> _Verifique sua compreensão_
(a) Transcreva do texto sobre o atendimento a feridos no Haiti a parte que vai de "O Dr. Odans trabalha" a "Nações Unidas (OCHA).".
(b) De acordo com o texto sobre o atendimento a feridos no Haiti, quantos pacientes o serviço de ambulâncias da Cruz Vermelha Haitiana transportou em 2024?
(c) Escreva a continuação do texto sobre o atendimento a feridos no Haiti, começando logo após a última frase apresentada.

O Dr. Odans trabalha em um dos poucos hospitais que continuam funcionando em Cité Soleil.
Enquanto os pontos de estabilização continuam recebendo pacientes em estado crítico após os confrontos armados, muitas das pessoas feridas nem sequer têm a oportunidade de receber o tratamento mais básico. Menos de 20% dos estabelecimentos de saúde que atendem casos de traumatismos graves em Porto Príncipe funcionam normalmente, segundo o Escritório para a Coordenação de Assuntos Humanitários das Nações Unidas (OCHA).
A transferência de pacientes para estabelecimentos de saúde disponíveis é uma tarefa complexa devido às precárias condições de segurança em que as ambulâncias devem operar. O serviço de ambulâncias da Cruz Vermelha Haitiana transportou mais de 400 pacientes em 2024, mas muitas pessoas não conseguem deixar a área onde foram feridas e devem recorrer a prestadores de primeiros socorros, que na maioria dos casos não conseguem tratar a gravidade de seus ferimentos.
“Às vezes, as pessoas feridas morrem por falta de tratamento, porque não conseguimos transferi-las a tempo devido aos enfrentamentos, ao bloqueio das estradas ou porque as ambulâncias não podem entrar”, diz o Dr. Odans.

> _Registros fornecidos_
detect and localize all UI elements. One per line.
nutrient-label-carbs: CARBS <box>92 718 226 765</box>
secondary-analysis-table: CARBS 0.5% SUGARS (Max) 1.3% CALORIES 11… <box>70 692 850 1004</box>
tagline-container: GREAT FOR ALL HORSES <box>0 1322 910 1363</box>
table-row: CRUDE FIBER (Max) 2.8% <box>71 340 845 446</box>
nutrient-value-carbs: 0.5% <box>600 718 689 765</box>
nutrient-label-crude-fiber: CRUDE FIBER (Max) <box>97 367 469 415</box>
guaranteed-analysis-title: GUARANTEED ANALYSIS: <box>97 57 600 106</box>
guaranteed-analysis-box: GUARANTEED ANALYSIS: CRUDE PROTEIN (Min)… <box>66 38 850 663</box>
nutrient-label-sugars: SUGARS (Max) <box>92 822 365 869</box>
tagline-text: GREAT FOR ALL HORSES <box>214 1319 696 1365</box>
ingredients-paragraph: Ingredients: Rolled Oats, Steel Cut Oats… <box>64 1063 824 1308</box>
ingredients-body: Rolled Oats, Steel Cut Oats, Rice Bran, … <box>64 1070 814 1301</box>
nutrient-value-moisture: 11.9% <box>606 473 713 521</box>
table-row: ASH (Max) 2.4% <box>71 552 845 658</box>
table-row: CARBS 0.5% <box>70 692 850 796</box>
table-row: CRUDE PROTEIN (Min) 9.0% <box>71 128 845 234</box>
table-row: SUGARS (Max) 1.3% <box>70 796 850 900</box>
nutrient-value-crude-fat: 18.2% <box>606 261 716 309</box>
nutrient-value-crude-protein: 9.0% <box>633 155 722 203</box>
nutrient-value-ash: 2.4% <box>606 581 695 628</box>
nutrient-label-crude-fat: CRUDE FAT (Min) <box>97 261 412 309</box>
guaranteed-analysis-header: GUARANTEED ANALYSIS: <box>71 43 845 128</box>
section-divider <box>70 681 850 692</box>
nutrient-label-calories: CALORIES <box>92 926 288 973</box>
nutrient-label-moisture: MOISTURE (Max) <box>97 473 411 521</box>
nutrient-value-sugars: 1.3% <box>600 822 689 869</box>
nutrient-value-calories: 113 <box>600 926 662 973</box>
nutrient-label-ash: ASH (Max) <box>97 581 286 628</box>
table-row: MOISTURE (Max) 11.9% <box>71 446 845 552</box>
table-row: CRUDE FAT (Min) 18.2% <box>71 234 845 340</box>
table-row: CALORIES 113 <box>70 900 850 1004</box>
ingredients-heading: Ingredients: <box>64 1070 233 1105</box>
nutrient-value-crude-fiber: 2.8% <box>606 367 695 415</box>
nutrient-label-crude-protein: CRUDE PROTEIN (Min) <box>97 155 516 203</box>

> _Respostas das tarefas_
(a)
O Dr. Odans trabalha em um dos poucos hospitais que continuam funcionando em Cité Soleil.
Enquanto os pontos de estabilização continuam recebendo pacientes em estado crítico após os confrontos armados, muitas das pessoas feridas nem sequer têm a oportunidade de receber o tratamento mais básico. Menos de 20% dos estabelecimentos de saúde que atendem casos de traumatismos graves em Porto Príncipe funcionam normalmente, segundo o Escritório para a Coordenação de Assuntos Humanitários das Nações Unidas (OCHA).

(b) Mais de 400 pacientes.

(c)
“A situação é desesperadora na maior parte da região metropolitana de Porto Príncipe. O acesso aos serviços de assistência à saúde é praticamente inexistente nas áreas afetadas pela violência armada, e as pessoas vivem com o medo de estarem no lugar errado, na hora errada e serem feridas”, explica a chefe da delegação do CICV no Haiti, Marisela Silva. “O nível de ansiedade dos profissionais da saúde é difícil de descrever. Como podemos exigir que sejam prestados cuidados de saúde de qualidade quando as equipes médicas não contam sequer com as garantias de segurança mais básicas para realizar seu trabalho? Quem ajuda as pessoas mais vulneráveis nunca deveria enfrentar tal perigo”.
Além do acesso extremamente desafiador à assistência à saúde, as mais de 600 mil pessoas deslocadas no país enfrentam a falta de alimentos, abrigo básico e artigos domésticos necessários para recomeçarem as suas vidas. Elas vivem em condições precárias e, em muitos casos, as crianças não frequentam a escola. Os níveis de desnutrição continuam aumentando, e mais de cinco milhões de pessoas, quase a metade da população do Haiti, necessitam ajuda humanitária, de acordo com a ONU.
“Reiteramos nosso pedido de respeitar, proteger e facilitar a missão médica, e de garantir o acesso da população aos serviços de saúde e provisões médicas, sem discriminação nem limitações, em todos os momentos e em todas as circunstâncias”, diz a chefe da delegação do CICV no Haiti, Marisela Silva.
O CICV também reafirma a necessidade de que todos os portadores de armas protejam e respeitem os sistemas de abastecimento de água, as escolas e outras infraestruturas essenciais.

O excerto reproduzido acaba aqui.